§ DESCRIPTION OF THE TASK: For every line in the records that has the word "муниципальных", make a copy.

[Dataset entries]
....
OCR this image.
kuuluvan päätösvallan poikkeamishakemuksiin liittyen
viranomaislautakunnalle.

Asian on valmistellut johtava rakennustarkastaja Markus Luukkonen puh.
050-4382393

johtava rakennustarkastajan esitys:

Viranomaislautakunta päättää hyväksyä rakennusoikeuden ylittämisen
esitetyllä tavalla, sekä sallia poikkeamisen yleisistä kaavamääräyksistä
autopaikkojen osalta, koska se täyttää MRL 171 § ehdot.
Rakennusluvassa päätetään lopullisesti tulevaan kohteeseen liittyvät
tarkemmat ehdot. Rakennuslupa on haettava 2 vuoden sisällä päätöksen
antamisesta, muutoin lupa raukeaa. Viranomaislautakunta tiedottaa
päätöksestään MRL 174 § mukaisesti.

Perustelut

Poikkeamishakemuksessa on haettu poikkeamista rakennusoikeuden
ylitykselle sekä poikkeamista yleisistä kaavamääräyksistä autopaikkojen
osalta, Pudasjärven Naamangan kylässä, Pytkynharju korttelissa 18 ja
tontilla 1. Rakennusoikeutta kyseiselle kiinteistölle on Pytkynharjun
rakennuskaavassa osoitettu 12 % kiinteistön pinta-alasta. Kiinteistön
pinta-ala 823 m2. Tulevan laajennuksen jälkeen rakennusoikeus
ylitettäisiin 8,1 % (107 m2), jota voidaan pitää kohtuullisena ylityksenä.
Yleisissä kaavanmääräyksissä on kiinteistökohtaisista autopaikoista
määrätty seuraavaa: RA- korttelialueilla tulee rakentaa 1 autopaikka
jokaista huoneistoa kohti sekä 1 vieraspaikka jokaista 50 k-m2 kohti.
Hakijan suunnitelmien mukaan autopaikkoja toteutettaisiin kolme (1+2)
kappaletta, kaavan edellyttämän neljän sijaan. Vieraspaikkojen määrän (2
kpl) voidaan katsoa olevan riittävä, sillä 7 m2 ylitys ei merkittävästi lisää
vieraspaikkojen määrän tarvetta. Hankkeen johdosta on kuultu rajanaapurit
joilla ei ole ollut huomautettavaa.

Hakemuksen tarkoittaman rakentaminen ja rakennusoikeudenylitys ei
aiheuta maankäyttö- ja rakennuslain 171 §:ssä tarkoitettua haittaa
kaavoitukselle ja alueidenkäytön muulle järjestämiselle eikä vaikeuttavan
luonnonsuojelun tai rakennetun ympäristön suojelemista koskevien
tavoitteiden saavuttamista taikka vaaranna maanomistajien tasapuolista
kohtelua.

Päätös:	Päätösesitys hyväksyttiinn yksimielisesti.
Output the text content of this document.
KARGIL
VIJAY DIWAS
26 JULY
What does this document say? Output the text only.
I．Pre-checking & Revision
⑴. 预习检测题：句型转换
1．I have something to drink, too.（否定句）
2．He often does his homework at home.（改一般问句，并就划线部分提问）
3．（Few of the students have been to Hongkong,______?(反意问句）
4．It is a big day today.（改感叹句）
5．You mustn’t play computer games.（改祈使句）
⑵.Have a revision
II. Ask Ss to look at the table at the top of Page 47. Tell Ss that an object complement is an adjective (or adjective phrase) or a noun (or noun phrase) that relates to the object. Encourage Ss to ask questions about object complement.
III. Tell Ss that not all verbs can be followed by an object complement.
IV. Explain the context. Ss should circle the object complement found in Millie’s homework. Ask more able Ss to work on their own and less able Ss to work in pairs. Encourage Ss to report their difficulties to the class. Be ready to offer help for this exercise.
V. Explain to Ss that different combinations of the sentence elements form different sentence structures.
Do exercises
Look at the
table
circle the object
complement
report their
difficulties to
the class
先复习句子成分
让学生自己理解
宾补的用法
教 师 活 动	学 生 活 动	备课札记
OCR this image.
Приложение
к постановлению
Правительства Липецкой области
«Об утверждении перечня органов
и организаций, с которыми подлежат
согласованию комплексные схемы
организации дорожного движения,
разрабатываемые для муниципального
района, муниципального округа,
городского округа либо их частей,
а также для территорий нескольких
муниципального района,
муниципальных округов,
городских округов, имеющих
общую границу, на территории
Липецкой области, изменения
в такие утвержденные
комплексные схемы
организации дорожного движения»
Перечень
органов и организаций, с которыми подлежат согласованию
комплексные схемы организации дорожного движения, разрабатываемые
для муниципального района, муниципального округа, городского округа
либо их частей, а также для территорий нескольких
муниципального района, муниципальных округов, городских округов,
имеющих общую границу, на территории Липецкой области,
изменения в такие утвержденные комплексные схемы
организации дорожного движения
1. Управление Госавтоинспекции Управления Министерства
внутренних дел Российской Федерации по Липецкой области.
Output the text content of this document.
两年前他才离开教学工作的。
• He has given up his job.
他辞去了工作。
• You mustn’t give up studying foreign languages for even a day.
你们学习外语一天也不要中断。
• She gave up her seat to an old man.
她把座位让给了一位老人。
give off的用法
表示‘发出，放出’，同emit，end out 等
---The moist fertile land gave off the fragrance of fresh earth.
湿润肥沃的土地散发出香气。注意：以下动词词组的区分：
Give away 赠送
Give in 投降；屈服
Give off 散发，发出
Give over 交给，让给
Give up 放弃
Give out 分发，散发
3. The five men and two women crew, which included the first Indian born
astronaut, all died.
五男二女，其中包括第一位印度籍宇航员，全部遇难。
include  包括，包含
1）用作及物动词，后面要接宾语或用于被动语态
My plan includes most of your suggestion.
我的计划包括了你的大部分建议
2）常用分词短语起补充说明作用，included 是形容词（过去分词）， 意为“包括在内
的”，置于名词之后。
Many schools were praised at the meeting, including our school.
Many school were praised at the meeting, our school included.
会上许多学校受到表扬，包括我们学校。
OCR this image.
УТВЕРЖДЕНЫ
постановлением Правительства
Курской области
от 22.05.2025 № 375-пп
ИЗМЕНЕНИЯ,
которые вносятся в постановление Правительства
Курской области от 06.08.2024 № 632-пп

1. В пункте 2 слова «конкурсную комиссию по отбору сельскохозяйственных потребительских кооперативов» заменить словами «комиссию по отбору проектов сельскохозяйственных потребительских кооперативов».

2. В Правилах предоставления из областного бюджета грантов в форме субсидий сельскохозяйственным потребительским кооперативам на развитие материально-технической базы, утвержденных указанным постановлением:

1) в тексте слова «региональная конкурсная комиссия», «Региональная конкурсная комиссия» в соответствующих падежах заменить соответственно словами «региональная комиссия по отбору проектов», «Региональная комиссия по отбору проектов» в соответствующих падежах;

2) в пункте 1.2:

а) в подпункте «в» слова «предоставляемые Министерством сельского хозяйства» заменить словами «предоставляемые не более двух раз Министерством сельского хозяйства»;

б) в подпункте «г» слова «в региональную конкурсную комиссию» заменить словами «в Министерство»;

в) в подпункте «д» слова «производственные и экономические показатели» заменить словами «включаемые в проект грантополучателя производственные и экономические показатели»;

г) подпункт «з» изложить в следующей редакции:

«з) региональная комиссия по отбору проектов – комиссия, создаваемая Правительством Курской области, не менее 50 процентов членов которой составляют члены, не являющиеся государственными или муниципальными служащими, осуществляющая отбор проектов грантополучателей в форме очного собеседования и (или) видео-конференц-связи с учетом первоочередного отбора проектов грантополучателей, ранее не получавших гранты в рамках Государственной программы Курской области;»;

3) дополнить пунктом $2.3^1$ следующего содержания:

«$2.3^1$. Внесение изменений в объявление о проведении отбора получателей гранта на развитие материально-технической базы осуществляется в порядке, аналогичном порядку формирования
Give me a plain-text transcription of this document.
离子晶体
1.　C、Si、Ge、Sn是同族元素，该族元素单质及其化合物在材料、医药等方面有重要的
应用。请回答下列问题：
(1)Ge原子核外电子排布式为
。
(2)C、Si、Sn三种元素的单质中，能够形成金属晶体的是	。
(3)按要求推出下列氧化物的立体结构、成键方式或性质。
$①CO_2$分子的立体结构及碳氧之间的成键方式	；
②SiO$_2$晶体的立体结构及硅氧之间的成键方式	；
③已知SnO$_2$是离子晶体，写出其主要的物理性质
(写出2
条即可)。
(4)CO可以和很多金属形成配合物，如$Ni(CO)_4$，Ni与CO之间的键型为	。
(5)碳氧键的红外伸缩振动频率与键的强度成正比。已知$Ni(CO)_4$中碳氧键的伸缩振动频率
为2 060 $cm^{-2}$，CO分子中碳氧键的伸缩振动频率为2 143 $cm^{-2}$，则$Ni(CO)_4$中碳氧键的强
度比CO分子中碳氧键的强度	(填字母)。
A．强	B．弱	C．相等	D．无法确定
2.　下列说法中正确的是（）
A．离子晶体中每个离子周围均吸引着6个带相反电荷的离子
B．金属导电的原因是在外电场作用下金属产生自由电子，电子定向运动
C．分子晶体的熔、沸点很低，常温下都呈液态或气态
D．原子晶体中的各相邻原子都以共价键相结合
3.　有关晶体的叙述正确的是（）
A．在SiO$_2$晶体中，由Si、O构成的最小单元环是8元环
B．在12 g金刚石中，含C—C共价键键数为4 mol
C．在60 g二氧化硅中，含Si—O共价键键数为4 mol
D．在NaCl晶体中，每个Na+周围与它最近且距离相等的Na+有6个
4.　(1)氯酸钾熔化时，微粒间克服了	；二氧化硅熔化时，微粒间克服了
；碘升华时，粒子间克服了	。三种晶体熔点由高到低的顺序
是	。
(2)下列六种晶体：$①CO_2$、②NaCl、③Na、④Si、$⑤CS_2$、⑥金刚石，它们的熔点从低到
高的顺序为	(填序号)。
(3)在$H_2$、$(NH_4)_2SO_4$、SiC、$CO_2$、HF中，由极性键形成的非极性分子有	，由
....
§ FINISHED EXERCISE:
муниципальных округов,
муниципального района, муниципальных округов, городских округов,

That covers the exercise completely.